India has done little to address the severe water crisis afflicting its portion of the Indus Basin

The classic no-win situation
Indus River

The Indian government, in the aftermath of Pulwama, announced its intention to maximise the use of water flowing to Pakistan via the Indus system. As a multi-pronged strategy, India shifted its focus on the Indus Water Treaty (IWT). 

The geographical setting of the Indus river system has facilitated partitioning of the six rivers in equal numbers between the two riparian countries under the 1960 IWT, which was achieved after nine years of intense negotiation under the aegis of the World Bank.  

Pakistan, being one the world’s most arid countries, with an average rainfall of less than 240 mm, is quite dependent on Indus waters. Under the Treaty, India was given control over the water flowing in the three `eastern’ rivers of the Indus River System (Beas, Ravi and Sutlej) with the mean flow of 33 million acre-feet (MAF), which is 20 per cent of the annual flow of all Indus Rivers (168 MAF). In contrast, Pakistan was given control over the water flowing from the 2 `western’ rivers (Chenab and Jhelum) with a mean flow of 80 MAF that corresponds to 80 per cent of the annual flow. 

Although India has retained the right to use the `western’ rivers on non consumptive basis (power generation/industrial consumption/navigation) so as not to affect the volume of water flowing into these rivers, it has done little in effectively addressing the severe water crisis afflicting the Indian portion of the Indus Basin. 

Political ecologists and critics of the scarcity discourse have established that social power dynamics shape water issues in the Indus basin, especially when both countries deal with acute drought.   

In 2003, the Jammu & Kashmir state assembly passed an unanimous resolution for abrogation of the Treaty, which further re-asserted the need for its revision in 2016.

▶ [SUPPLIED INFORMATION]
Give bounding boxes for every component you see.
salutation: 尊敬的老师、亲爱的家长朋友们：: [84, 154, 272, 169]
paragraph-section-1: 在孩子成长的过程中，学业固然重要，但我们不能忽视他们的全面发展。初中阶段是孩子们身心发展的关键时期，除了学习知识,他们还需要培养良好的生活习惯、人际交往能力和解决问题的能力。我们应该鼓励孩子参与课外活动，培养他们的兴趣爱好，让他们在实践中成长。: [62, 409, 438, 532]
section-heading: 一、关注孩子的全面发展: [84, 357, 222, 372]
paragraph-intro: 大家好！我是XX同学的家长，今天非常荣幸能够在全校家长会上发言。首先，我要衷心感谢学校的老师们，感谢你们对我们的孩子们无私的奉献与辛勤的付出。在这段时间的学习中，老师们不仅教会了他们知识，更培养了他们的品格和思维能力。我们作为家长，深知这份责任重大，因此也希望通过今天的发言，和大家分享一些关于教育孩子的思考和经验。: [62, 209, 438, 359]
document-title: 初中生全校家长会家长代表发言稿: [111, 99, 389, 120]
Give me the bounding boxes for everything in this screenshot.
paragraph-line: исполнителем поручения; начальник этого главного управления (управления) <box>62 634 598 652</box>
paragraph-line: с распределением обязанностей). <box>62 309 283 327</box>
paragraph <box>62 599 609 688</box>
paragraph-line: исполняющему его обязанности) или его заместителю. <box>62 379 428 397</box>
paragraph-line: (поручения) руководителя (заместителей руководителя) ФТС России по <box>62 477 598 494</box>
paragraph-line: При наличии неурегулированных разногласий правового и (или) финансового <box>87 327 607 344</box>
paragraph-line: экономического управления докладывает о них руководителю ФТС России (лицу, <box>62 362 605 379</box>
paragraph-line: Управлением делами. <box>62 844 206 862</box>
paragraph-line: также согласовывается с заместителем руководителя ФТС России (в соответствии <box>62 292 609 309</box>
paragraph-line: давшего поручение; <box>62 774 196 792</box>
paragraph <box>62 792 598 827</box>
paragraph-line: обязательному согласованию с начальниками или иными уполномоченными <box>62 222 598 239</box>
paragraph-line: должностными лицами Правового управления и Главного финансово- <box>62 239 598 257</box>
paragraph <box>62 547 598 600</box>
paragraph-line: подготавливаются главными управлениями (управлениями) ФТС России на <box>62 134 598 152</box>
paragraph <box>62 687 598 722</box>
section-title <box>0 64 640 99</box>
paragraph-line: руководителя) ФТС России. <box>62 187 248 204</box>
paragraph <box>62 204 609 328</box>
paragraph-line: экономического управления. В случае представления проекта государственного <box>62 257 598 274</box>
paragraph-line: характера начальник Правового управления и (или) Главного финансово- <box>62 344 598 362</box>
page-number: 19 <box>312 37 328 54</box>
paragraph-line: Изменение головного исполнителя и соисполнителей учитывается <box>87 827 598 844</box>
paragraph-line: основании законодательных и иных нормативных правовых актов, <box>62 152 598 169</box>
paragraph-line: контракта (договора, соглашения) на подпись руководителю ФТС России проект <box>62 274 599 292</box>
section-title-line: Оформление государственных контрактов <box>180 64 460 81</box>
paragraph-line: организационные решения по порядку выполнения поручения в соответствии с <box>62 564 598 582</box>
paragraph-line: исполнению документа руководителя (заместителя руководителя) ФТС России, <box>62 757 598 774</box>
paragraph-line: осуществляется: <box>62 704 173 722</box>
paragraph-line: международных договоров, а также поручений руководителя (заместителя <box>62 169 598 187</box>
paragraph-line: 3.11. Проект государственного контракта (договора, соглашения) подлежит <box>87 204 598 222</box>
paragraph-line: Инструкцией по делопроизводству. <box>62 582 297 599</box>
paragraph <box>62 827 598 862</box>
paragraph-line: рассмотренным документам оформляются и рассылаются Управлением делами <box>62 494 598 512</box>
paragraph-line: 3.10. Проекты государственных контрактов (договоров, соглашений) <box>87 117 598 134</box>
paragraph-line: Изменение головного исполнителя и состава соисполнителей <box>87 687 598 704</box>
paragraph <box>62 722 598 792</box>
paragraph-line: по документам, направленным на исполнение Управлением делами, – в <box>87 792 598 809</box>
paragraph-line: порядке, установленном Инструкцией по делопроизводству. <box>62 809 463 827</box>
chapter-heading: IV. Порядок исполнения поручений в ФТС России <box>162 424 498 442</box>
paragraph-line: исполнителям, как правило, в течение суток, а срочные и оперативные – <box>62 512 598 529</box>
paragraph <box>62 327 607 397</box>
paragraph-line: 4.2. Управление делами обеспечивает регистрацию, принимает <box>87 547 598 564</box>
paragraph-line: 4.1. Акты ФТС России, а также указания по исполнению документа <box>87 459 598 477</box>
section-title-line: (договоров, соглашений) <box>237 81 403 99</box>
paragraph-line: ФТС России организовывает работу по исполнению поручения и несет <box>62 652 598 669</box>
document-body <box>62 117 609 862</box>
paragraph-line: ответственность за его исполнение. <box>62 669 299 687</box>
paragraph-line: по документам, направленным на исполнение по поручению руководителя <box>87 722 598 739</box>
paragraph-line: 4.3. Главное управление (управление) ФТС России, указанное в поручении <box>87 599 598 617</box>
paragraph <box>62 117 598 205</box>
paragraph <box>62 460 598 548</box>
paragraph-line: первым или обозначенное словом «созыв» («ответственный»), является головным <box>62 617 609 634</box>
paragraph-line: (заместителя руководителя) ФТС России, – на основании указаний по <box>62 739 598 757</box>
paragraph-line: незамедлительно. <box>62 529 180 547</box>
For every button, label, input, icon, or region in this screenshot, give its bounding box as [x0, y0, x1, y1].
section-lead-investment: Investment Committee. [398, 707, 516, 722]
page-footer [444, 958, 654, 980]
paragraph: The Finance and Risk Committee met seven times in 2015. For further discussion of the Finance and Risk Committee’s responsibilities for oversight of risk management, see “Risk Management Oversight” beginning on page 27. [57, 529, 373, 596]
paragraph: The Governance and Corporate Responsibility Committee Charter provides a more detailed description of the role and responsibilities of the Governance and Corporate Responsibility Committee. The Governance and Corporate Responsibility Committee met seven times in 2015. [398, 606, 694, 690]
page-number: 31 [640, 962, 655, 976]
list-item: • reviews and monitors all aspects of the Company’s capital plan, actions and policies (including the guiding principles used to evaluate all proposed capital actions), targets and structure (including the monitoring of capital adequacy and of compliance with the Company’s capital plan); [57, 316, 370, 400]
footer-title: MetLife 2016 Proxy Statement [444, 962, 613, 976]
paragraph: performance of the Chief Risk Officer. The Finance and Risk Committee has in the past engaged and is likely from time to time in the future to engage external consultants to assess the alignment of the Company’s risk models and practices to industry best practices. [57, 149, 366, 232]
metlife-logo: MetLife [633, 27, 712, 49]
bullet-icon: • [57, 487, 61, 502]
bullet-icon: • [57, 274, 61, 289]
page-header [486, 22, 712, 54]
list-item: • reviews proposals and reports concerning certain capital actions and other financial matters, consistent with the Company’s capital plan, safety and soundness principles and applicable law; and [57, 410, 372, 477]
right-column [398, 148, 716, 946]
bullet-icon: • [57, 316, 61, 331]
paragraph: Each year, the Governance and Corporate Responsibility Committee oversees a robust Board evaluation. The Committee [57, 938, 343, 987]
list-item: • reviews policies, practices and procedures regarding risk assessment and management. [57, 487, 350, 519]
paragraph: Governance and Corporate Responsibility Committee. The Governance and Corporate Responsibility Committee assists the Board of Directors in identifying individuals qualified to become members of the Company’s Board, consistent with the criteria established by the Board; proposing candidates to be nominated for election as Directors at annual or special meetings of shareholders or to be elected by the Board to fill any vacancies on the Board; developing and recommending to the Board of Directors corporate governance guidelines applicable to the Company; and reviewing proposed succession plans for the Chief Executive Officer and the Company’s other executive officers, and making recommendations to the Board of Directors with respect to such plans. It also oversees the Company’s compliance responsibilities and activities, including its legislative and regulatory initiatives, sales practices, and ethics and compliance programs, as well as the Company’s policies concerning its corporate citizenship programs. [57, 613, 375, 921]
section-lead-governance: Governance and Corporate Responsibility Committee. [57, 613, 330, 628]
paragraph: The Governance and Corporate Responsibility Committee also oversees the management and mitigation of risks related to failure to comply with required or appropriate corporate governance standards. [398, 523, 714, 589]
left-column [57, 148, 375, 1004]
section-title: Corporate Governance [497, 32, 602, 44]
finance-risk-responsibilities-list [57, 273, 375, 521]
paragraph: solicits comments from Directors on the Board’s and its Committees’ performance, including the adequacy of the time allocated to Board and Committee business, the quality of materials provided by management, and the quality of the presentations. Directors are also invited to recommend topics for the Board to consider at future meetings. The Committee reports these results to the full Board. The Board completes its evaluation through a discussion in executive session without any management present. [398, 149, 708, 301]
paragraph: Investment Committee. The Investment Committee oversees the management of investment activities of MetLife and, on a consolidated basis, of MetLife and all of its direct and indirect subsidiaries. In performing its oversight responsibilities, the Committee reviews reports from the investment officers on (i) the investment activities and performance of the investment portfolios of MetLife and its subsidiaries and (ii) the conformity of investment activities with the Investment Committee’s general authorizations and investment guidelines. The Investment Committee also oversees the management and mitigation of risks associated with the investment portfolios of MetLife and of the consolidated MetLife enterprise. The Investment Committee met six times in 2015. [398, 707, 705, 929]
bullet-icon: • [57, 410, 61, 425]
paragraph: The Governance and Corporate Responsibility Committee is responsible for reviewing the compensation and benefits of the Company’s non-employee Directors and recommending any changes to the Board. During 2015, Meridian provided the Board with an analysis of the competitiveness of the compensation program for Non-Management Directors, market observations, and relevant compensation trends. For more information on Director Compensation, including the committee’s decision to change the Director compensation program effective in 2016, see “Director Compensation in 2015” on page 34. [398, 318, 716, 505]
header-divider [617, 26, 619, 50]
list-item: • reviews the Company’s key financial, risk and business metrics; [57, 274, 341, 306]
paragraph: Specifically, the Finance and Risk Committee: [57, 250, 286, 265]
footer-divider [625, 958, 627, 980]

▶ [PROBLEMS AND TASKS]
A) Reproduce the passage of the Indus waters text starting with "India has done" and going on through "Water Treaty (IWT).".
B) Answer these questions from the Indus waters text:
(i) Under whose aegis was the 1960 treaty achieved?
(ii) Which three rivers did the treaty place under India's control?
(iii) In what year did the Jammu & Kashmir state assembly pass a unanimous resolution for abrogation of the treaty?

▶ [FULL ANSWERS]
A)
India has done little to address the severe water crisis afflicting its portion of the Indus Basin

The classic no-win situation
Indus River

The Indian government, in the aftermath of Pulwama, announced its intention to maximise the use of water flowing to Pakistan via the Indus system. As a multi-pronged strategy, India shifted its focus on the Indus Water Treaty (IWT).

B)
(i) The World Bank.
(ii) The Beas, Ravi and Sutlej.
(iii) 2003.